## BEGIN Rows

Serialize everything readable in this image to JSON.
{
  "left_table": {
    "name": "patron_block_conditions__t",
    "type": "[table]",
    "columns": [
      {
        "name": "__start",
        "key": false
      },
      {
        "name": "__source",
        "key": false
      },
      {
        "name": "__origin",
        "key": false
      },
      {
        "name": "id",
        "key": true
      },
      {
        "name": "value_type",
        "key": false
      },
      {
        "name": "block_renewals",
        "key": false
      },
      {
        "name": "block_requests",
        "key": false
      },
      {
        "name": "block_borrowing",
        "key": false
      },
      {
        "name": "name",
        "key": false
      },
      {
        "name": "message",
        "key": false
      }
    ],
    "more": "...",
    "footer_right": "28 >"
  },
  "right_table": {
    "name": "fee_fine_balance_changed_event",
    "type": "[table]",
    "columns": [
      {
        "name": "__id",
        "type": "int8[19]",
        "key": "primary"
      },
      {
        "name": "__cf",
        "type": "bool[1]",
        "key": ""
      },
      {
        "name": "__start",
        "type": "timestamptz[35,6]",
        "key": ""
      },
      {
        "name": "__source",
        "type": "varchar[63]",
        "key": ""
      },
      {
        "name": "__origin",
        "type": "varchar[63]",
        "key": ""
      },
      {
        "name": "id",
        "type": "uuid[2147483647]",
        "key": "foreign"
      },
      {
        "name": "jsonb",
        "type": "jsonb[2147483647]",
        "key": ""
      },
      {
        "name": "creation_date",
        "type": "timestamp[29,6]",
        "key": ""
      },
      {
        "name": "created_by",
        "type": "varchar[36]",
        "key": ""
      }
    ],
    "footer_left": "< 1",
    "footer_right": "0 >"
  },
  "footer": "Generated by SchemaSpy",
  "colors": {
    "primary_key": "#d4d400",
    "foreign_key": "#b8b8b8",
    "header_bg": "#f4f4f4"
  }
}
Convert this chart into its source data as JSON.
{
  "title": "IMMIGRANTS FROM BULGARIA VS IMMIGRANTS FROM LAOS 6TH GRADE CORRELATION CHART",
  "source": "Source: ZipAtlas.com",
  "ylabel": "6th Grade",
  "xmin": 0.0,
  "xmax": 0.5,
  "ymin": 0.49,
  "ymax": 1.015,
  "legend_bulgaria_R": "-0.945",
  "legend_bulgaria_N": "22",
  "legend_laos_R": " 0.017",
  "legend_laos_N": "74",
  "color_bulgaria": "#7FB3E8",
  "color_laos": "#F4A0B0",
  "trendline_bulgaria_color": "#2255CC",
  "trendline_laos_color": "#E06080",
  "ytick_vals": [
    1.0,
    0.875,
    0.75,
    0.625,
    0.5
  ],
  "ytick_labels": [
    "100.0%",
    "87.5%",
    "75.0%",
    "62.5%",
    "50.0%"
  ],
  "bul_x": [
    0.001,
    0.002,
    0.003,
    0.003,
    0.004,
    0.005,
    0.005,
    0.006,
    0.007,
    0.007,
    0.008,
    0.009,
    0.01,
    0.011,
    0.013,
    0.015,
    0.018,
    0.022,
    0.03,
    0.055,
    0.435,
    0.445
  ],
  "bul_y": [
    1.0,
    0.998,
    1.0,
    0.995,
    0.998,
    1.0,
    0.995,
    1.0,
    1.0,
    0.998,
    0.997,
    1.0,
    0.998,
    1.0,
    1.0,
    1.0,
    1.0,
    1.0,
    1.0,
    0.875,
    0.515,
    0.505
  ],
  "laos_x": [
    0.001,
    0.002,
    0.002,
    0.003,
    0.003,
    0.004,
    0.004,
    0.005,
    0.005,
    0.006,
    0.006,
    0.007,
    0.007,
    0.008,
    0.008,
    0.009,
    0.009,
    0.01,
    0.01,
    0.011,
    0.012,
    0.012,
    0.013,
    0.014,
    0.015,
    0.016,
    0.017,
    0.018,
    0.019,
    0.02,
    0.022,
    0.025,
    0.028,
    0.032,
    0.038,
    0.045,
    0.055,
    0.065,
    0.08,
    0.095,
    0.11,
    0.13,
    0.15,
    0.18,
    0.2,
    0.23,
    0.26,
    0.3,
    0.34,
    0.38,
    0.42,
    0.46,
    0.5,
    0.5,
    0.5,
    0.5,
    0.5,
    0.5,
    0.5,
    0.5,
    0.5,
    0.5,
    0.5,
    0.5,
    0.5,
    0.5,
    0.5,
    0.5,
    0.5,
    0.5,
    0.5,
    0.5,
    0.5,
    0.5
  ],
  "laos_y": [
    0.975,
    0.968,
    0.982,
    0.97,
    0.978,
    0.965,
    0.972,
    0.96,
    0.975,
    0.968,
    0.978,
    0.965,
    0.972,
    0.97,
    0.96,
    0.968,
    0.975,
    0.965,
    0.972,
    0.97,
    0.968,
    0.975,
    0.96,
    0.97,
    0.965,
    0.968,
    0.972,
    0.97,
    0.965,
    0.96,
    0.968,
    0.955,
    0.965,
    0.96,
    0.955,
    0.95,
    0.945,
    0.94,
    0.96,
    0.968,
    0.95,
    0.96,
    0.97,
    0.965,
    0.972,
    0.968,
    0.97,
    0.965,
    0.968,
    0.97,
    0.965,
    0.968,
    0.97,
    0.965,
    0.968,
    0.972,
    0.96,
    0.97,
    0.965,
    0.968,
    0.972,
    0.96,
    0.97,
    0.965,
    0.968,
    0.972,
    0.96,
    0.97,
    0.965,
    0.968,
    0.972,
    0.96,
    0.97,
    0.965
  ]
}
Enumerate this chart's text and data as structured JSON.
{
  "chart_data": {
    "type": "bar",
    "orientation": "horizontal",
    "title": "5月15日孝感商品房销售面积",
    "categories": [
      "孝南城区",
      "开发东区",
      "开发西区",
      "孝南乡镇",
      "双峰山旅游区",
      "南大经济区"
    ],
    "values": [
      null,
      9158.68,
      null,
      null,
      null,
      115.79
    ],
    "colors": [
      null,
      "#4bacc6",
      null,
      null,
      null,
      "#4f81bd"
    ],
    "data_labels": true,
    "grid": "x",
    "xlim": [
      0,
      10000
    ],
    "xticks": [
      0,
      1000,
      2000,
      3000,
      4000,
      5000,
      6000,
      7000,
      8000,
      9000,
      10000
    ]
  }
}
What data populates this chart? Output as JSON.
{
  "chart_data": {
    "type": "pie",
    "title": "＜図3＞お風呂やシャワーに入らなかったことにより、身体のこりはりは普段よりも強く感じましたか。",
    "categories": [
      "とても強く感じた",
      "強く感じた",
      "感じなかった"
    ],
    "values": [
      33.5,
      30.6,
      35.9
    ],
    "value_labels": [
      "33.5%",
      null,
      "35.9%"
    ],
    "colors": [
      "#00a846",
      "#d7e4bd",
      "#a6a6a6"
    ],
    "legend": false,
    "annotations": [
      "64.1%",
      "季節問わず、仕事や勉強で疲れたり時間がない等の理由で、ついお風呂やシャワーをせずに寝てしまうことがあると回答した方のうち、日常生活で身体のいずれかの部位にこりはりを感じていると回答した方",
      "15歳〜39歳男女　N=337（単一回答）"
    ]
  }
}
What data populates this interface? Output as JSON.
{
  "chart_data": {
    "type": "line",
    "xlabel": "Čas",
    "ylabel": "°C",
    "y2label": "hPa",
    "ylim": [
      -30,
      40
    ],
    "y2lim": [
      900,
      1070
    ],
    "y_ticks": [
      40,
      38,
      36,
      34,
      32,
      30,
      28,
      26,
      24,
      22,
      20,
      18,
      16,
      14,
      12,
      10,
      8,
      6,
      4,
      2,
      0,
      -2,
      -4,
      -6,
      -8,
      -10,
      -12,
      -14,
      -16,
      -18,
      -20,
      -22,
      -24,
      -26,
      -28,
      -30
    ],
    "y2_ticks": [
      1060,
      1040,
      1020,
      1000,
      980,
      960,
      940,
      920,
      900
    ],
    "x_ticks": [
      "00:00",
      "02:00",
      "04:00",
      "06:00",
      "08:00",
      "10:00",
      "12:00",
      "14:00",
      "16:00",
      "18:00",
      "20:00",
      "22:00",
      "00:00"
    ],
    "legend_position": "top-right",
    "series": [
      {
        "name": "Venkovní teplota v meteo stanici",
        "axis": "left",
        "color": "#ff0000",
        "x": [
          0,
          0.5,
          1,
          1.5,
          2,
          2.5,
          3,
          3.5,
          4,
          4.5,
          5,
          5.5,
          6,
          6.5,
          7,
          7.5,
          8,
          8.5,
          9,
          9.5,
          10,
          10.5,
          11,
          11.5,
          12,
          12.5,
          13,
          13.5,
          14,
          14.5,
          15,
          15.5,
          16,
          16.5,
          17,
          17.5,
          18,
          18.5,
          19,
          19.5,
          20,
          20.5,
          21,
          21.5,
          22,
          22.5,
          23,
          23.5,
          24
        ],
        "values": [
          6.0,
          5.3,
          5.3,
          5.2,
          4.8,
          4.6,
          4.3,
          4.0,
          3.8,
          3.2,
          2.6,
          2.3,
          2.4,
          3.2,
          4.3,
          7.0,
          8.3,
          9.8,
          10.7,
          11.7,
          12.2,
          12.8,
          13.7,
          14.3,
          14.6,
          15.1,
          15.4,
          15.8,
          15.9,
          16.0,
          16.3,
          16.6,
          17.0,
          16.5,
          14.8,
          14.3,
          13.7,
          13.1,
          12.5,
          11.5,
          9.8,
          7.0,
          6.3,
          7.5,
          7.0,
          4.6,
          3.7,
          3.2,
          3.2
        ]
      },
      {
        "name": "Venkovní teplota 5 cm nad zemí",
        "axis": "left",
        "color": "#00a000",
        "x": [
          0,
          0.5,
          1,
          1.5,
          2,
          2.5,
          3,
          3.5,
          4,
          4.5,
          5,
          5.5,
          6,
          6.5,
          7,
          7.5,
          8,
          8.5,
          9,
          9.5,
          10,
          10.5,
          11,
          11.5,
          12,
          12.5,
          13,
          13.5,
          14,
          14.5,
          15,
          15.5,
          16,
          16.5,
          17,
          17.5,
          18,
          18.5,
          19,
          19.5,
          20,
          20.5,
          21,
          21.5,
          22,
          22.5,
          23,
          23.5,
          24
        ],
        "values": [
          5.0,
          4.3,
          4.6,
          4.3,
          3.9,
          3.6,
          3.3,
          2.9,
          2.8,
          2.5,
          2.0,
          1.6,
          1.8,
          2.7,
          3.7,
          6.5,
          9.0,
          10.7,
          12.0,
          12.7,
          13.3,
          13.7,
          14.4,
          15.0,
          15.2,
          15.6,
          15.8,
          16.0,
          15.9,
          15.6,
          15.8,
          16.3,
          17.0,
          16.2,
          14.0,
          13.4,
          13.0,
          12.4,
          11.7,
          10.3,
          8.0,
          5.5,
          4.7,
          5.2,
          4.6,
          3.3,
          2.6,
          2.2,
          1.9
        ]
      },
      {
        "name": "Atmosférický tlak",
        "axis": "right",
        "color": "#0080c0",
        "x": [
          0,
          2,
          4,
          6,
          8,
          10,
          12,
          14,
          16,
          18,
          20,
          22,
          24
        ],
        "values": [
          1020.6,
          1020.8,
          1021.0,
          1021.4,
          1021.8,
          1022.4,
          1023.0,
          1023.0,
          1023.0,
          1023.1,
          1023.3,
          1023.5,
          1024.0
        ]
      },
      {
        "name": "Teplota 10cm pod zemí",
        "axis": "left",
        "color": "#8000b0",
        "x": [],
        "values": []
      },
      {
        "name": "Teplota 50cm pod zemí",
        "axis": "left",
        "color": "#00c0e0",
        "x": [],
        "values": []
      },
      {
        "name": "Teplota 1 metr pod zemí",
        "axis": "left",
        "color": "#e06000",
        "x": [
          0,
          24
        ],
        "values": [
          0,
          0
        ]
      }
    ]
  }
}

## END Rows

*Task requirements*
Locate all lines in the listing above with the word "Output". Copy them.

*Solved problem*
What data populates this chart? Output as JSON.
What data populates this interface? Output as JSON.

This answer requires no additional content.